_Task data_.
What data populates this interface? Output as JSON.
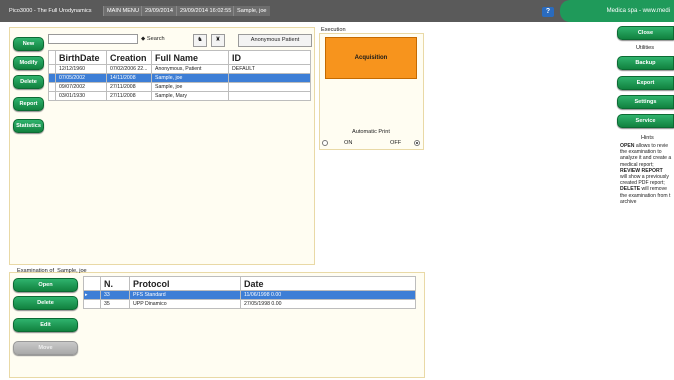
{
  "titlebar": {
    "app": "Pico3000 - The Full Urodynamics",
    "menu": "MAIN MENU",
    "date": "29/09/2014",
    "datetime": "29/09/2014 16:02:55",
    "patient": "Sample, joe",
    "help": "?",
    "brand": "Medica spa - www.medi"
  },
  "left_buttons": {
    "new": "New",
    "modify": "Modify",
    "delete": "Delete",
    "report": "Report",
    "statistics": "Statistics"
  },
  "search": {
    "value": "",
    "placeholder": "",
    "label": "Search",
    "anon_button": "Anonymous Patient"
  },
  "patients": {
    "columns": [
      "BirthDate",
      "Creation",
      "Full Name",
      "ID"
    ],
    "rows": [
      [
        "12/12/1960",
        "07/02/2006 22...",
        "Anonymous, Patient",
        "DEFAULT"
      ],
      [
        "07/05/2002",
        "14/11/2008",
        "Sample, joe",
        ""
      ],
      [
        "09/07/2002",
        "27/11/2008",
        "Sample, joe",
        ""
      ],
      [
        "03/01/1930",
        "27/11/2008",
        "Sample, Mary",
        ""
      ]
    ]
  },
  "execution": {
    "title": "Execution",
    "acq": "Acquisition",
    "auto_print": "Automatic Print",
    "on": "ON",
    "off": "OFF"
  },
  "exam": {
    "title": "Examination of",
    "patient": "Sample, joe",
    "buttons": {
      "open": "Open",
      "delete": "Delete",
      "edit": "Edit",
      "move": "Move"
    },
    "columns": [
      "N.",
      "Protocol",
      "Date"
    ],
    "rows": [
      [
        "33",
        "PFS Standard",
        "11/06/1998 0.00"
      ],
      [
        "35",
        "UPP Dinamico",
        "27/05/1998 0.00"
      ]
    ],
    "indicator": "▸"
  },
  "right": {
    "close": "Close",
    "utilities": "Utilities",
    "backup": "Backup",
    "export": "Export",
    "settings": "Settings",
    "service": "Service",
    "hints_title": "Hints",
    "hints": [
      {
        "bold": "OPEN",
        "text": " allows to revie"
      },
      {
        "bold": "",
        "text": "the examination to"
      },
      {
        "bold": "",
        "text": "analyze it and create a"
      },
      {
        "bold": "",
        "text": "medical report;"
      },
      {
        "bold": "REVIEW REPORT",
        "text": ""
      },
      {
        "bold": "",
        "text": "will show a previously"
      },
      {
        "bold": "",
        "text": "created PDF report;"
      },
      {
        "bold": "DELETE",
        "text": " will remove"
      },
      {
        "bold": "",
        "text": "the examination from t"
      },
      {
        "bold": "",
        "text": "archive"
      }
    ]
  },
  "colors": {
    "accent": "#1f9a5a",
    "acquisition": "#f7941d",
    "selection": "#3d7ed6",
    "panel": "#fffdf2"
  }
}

_Problem statement_. Scan the lines above for the word "Full". Return each one that has it.

_Solution_.
    "app": "Pico3000 - The Full Urodynamics",
      "Full Name",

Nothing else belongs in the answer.